> What you need to do
Your answer should be a single number: the count of lines that include "median".

[Figure dataset records]
§ §

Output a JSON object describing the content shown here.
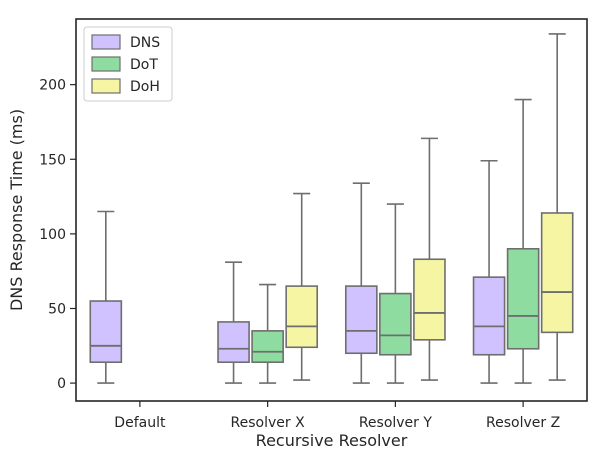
{
  "chart_data": {
    "type": "box",
    "xlabel": "Recursive Resolver",
    "ylabel": "DNS Response Time (ms)",
    "ylim": [
      -12,
      244
    ],
    "yticks": [
      0,
      50,
      100,
      150,
      200
    ],
    "categories": [
      "Default",
      "Resolver X",
      "Resolver Y",
      "Resolver Z"
    ],
    "legend_position": "top-left",
    "series": [
      {
        "name": "DNS",
        "color": "#d0c2ff",
        "boxes": [
          {
            "category": "Default",
            "whisker_low": 0,
            "q1": 14,
            "median": 25,
            "q3": 55,
            "whisker_high": 115
          },
          {
            "category": "Resolver X",
            "whisker_low": 0,
            "q1": 14,
            "median": 23,
            "q3": 41,
            "whisker_high": 81
          },
          {
            "category": "Resolver Y",
            "whisker_low": 0,
            "q1": 20,
            "median": 35,
            "q3": 65,
            "whisker_high": 134
          },
          {
            "category": "Resolver Z",
            "whisker_low": 0,
            "q1": 19,
            "median": 38,
            "q3": 71,
            "whisker_high": 149
          }
        ]
      },
      {
        "name": "DoT",
        "color": "#8fdca0",
        "boxes": [
          {
            "category": "Resolver X",
            "whisker_low": 0,
            "q1": 14,
            "median": 21,
            "q3": 35,
            "whisker_high": 66
          },
          {
            "category": "Resolver Y",
            "whisker_low": 0,
            "q1": 19,
            "median": 32,
            "q3": 60,
            "whisker_high": 120
          },
          {
            "category": "Resolver Z",
            "whisker_low": 0,
            "q1": 23,
            "median": 45,
            "q3": 90,
            "whisker_high": 190
          }
        ]
      },
      {
        "name": "DoH",
        "color": "#f5f5a3",
        "boxes": [
          {
            "category": "Resolver X",
            "whisker_low": 2,
            "q1": 24,
            "median": 38,
            "q3": 65,
            "whisker_high": 127
          },
          {
            "category": "Resolver Y",
            "whisker_low": 2,
            "q1": 29,
            "median": 47,
            "q3": 83,
            "whisker_high": 164
          },
          {
            "category": "Resolver Z",
            "whisker_low": 2,
            "q1": 34,
            "median": 61,
            "q3": 114,
            "whisker_high": 234
          }
        ]
      }
    ]
  }
}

§ §

> Reply
10